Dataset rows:
================

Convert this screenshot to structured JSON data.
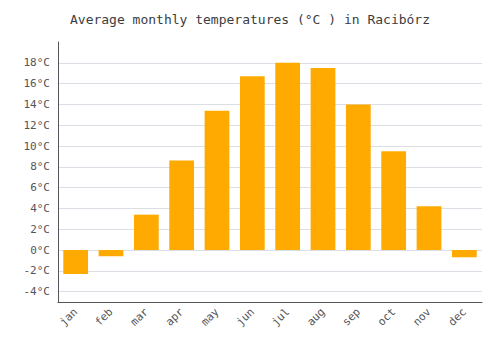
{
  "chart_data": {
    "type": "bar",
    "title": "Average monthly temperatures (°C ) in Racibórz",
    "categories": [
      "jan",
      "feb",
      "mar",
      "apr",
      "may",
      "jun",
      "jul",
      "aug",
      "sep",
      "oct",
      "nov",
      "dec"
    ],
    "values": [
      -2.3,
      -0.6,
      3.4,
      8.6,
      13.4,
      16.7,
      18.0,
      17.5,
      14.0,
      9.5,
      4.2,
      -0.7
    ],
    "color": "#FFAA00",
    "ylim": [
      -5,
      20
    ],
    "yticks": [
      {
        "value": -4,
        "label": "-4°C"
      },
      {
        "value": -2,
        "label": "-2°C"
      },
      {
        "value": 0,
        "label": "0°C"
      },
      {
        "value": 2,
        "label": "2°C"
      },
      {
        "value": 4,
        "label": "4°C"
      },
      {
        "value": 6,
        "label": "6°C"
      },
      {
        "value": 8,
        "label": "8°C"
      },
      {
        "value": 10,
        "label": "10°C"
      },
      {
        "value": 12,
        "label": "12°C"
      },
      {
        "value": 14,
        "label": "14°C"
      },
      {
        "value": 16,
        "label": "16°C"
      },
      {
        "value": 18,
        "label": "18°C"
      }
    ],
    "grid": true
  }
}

================

## GIVEN REQUEST
Repeat each line of the records above exactly, but do not copy the pictures.

## RESULT
Convert this screenshot to structured JSON data.
{
  "chart_data": {
    "type": "bar",
    "title": "Average monthly temperatures (°C ) in Racibórz",
    "categories": [
      "jan",
      "feb",
      "mar",
      "apr",
      "may",
      "jun",
      "jul",
      "aug",
      "sep",
      "oct",
      "nov",
      "dec"
    ],
    "values": [
      -2.3,
      -0.6,
      3.4,
      8.6,
      13.4,
      16.7,
      18.0,
      17.5,
      14.0,
      9.5,
      4.2,
      -0.7
    ],
    "color": "#FFAA00",
    "ylim": [
      -5,
      20
    ],
    "yticks": [
      {
        "value": -4,
        "label": "-4°C"
      },
      {
        "value": -2,
        "label": "-2°C"
      },
      {
        "value": 0,
        "label": "0°C"
      },
      {
        "value": 2,
        "label": "2°C"
      },
      {
        "value": 4,
        "label": "4°C"
      },
      {
        "value": 6,
        "label": "6°C"
      },
      {
        "value": 8,
        "label": "8°C"
      },
      {
        "value": 10,
        "label": "10°C"
      },
      {
        "value": 12,
        "label": "12°C"
      },
      {
        "value": 14,
        "label": "14°C"
      },
      {
        "value": 16,
        "label": "16°C"
      },
      {
        "value": 18,
        "label": "18°C"
      }
    ],
    "grid": true
  }
}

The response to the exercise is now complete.